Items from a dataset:
►

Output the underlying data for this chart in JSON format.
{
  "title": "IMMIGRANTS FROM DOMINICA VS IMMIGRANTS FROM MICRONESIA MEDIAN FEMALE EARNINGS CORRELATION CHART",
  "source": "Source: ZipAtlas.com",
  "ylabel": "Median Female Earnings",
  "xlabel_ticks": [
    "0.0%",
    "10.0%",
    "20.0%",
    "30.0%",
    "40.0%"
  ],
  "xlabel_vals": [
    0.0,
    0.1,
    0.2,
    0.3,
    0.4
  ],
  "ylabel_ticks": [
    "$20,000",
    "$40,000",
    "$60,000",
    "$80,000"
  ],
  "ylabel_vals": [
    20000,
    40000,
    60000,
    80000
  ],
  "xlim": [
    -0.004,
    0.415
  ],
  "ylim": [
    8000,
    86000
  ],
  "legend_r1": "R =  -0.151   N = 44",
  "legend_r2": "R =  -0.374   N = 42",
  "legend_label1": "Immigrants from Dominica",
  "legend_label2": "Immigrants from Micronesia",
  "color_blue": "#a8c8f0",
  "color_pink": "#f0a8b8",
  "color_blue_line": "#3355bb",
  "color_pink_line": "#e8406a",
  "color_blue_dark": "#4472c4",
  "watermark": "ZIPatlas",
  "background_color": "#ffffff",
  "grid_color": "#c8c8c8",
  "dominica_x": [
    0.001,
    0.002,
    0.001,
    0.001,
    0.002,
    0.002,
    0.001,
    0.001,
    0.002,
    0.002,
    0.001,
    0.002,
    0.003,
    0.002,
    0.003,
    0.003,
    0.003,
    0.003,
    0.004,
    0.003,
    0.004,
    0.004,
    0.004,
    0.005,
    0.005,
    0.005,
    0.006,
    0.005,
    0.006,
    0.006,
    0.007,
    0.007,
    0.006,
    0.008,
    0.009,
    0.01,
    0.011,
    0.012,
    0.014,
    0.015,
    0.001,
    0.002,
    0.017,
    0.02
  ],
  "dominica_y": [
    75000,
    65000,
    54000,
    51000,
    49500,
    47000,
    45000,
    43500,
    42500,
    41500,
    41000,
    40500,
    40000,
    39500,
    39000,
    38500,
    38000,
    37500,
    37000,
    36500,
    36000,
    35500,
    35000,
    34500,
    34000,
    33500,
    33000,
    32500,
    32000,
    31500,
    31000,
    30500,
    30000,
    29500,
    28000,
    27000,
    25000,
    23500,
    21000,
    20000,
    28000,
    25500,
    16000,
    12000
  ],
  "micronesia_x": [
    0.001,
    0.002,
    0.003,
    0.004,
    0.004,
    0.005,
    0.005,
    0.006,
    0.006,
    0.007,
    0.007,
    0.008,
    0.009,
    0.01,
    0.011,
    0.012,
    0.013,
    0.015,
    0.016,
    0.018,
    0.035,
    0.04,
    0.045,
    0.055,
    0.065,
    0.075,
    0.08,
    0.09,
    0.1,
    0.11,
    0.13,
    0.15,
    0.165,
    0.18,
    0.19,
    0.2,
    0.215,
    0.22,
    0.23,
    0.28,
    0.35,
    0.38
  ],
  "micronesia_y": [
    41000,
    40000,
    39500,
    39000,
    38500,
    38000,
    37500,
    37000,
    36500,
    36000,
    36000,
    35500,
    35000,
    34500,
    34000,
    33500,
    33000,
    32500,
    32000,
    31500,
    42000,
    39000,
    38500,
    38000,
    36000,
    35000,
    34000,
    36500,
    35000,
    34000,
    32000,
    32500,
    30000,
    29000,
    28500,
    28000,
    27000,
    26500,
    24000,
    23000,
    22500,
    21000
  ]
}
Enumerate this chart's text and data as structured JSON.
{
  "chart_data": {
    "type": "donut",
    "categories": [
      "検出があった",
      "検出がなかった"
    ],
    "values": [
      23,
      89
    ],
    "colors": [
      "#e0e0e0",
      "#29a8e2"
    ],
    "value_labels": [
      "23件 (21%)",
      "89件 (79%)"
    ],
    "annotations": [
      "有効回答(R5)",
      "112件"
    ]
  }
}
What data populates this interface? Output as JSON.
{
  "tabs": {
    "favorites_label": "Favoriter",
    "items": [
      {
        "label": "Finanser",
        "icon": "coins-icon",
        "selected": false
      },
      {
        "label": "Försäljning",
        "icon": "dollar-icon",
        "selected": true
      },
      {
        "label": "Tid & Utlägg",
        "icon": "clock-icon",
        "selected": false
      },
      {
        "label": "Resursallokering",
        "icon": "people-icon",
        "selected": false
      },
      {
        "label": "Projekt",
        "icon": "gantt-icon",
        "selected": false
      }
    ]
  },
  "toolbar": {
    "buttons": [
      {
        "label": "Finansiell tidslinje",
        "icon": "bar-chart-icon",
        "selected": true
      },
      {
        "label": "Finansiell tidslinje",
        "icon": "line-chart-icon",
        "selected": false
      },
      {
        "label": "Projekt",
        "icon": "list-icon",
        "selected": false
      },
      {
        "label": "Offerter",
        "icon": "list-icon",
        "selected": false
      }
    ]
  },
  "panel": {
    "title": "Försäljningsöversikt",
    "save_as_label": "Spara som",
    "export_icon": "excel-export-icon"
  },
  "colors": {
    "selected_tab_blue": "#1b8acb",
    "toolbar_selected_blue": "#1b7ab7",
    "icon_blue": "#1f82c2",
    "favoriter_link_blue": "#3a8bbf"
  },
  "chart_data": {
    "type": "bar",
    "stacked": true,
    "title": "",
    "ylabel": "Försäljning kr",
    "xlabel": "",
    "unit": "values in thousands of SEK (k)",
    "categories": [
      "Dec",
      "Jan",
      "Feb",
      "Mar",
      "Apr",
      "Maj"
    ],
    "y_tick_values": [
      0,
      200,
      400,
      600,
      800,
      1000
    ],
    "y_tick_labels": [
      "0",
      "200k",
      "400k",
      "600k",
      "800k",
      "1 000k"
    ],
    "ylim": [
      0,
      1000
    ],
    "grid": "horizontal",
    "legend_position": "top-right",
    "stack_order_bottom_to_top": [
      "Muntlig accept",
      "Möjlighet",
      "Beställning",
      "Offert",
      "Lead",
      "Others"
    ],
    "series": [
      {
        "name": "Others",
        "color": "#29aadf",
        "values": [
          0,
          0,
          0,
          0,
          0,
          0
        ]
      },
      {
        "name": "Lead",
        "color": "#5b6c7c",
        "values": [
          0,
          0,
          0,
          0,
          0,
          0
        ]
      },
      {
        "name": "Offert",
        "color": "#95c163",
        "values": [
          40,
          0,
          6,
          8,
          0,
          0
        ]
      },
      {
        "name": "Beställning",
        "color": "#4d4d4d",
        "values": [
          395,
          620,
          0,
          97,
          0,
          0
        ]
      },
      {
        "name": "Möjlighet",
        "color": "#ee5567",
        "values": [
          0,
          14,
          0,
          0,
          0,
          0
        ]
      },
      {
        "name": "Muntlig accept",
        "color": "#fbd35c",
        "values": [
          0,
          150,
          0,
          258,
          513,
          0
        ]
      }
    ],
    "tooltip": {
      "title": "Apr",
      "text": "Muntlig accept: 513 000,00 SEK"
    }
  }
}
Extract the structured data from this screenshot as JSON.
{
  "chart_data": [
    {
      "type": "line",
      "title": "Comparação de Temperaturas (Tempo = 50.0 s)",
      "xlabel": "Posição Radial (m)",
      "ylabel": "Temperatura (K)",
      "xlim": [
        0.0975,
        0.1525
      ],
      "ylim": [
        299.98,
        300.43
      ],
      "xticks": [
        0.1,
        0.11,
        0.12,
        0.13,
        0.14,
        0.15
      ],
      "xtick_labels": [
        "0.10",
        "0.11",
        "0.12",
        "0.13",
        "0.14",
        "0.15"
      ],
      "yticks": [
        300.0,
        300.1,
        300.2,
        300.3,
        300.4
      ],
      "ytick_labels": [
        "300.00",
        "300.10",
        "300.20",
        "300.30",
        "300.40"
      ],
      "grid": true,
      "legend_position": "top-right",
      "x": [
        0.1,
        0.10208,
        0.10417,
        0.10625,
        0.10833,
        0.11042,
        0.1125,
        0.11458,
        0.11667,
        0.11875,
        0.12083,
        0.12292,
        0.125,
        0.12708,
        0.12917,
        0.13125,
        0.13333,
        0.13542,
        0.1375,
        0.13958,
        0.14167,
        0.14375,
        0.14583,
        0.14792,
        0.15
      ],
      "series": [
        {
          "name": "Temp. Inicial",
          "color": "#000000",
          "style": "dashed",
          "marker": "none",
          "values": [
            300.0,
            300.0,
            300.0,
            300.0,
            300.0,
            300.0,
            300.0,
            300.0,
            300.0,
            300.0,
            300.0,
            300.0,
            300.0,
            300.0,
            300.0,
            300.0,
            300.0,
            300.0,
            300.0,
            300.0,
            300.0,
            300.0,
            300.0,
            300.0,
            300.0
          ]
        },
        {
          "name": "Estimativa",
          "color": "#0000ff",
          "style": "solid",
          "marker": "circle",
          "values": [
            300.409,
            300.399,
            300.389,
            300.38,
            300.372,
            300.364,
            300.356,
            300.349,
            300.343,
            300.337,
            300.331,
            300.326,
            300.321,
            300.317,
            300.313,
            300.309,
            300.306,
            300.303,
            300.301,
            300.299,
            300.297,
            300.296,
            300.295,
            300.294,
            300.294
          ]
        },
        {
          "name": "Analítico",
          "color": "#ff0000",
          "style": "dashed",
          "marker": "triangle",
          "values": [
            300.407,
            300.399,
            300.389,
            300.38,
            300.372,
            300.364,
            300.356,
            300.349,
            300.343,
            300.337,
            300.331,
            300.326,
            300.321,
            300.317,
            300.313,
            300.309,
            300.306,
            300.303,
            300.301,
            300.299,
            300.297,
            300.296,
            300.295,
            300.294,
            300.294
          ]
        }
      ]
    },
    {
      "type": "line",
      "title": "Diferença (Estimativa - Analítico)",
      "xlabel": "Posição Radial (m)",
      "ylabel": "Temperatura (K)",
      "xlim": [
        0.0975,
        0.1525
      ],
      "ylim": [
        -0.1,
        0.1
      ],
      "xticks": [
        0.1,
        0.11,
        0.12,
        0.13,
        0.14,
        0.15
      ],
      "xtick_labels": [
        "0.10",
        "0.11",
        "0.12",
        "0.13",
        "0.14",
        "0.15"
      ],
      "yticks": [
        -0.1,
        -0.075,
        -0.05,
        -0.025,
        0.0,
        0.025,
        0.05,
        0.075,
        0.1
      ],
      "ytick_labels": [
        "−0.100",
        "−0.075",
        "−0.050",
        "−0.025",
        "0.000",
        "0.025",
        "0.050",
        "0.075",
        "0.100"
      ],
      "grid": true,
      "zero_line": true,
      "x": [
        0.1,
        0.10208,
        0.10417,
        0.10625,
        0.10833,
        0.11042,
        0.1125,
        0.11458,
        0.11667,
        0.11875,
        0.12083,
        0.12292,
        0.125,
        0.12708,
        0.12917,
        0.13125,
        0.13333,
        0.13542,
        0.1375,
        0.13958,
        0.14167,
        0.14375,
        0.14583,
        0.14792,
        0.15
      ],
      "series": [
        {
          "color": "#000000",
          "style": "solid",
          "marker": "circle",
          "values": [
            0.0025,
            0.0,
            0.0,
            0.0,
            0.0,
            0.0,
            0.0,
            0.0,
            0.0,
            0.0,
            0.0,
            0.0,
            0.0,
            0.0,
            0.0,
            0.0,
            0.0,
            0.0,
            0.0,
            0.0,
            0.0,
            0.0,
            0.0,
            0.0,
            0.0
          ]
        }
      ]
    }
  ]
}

◄

» WORK INSTRUCTIONS
Look over the material above and show each line where "name" appears.

» TASK OUTPUT
        "name": "Others",
        "name": "Lead",
        "name": "Offert",
        "name": "Beställning",
        "name": "Möjlighet",
        "name": "Muntlig accept",
          "name": "Temp. Inicial",
          "name": "Estimativa",
          "name": "Analítico",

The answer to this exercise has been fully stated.